What is required:
Go through the entries below and pick out every line with "name".

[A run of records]
= = =
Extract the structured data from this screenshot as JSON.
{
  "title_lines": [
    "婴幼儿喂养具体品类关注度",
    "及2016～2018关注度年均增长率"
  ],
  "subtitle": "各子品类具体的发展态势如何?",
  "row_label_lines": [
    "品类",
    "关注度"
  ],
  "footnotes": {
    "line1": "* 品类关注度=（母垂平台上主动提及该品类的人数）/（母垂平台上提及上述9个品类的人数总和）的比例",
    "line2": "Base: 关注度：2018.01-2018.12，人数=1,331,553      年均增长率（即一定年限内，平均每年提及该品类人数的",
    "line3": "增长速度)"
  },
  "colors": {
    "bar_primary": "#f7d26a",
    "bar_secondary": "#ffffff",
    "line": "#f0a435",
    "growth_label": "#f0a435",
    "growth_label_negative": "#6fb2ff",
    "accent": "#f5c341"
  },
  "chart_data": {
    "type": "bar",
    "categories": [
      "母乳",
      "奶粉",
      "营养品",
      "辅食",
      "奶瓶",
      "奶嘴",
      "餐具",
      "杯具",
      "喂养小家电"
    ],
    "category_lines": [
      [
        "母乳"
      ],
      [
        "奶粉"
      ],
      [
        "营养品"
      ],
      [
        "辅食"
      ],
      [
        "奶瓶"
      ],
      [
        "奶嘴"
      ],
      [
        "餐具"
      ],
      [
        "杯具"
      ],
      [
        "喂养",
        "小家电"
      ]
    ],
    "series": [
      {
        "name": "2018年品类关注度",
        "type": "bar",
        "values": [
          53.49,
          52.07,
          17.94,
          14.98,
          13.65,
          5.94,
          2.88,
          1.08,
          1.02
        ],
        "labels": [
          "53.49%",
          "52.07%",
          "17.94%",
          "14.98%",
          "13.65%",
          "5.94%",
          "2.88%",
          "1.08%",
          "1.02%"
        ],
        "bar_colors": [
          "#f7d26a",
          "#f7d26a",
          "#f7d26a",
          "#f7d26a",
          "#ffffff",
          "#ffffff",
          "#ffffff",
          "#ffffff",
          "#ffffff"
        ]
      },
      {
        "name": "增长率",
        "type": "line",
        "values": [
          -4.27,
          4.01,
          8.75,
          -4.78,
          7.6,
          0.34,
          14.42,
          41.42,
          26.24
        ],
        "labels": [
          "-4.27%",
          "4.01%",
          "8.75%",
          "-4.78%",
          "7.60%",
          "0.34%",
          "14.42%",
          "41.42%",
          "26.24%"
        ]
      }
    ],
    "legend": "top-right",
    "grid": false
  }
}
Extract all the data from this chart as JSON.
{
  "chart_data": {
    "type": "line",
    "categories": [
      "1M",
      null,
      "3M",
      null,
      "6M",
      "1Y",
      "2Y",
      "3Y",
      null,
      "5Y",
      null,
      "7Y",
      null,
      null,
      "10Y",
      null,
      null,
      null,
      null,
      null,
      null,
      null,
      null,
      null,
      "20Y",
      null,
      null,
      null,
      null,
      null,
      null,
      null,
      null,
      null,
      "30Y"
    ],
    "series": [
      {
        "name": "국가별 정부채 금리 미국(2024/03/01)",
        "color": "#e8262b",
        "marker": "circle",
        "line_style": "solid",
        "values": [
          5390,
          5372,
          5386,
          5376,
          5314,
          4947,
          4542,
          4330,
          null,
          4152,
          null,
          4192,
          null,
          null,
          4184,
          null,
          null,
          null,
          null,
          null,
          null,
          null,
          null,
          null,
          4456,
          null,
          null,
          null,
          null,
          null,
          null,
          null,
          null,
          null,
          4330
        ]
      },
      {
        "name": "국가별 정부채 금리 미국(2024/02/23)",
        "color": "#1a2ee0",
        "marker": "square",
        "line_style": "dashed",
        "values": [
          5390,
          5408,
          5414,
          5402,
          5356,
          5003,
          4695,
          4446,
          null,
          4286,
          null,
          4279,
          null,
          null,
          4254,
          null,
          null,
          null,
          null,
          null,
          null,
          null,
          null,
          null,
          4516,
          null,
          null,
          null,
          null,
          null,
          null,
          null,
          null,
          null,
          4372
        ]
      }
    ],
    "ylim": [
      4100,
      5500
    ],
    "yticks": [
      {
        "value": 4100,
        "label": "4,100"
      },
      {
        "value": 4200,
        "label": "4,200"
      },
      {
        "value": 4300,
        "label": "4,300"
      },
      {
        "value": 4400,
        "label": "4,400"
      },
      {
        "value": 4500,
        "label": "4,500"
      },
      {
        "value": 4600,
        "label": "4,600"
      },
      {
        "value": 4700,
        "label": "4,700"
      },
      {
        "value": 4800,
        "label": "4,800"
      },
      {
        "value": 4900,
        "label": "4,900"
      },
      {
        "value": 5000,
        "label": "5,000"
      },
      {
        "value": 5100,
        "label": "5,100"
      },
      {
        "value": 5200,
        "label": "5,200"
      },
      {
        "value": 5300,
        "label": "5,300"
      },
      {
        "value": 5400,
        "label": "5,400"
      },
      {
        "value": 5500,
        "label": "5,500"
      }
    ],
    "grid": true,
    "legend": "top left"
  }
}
= = =
Exercise response:
        "name": "2018年品类关注度",
        "name": "增长率",
        "name": "국가별 정부채 금리 미국(2024/03/01)",
        "name": "국가별 정부채 금리 미국(2024/02/23)",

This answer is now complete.